Problem statement:
What follows is a block of records; reproduce all of it verbatim.

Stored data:
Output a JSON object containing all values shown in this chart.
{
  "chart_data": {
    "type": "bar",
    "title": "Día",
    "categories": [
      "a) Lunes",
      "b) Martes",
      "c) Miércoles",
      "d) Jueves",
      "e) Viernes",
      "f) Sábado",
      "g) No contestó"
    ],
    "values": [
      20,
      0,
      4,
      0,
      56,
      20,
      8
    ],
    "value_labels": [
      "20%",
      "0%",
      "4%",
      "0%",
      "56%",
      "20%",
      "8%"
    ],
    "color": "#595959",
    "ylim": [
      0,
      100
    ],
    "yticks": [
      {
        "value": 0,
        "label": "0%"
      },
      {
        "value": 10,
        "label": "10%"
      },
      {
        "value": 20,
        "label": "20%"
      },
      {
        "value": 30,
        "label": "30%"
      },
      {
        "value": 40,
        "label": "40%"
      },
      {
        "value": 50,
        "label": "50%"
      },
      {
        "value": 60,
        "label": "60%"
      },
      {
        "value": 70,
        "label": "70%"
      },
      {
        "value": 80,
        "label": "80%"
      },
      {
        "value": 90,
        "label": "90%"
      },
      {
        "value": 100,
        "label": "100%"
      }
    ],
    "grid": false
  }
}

The completed task:
Output a JSON object containing all values shown in this chart.
{
  "chart_data": {
    "type": "bar",
    "title": "Día",
    "categories": [
      "a) Lunes",
      "b) Martes",
      "c) Miércoles",
      "d) Jueves",
      "e) Viernes",
      "f) Sábado",
      "g) No contestó"
    ],
    "values": [
      20,
      0,
      4,
      0,
      56,
      20,
      8
    ],
    "value_labels": [
      "20%",
      "0%",
      "4%",
      "0%",
      "56%",
      "20%",
      "8%"
    ],
    "color": "#595959",
    "ylim": [
      0,
      100
    ],
    "yticks": [
      {
        "value": 0,
        "label": "0%"
      },
      {
        "value": 10,
        "label": "10%"
      },
      {
        "value": 20,
        "label": "20%"
      },
      {
        "value": 30,
        "label": "30%"
      },
      {
        "value": 40,
        "label": "40%"
      },
      {
        "value": 50,
        "label": "50%"
      },
      {
        "value": 60,
        "label": "60%"
      },
      {
        "value": 70,
        "label": "70%"
      },
      {
        "value": 80,
        "label": "80%"
      },
      {
        "value": 90,
        "label": "90%"
      },
      {
        "value": 100,
        "label": "100%"
      }
    ],
    "grid": false
  }
}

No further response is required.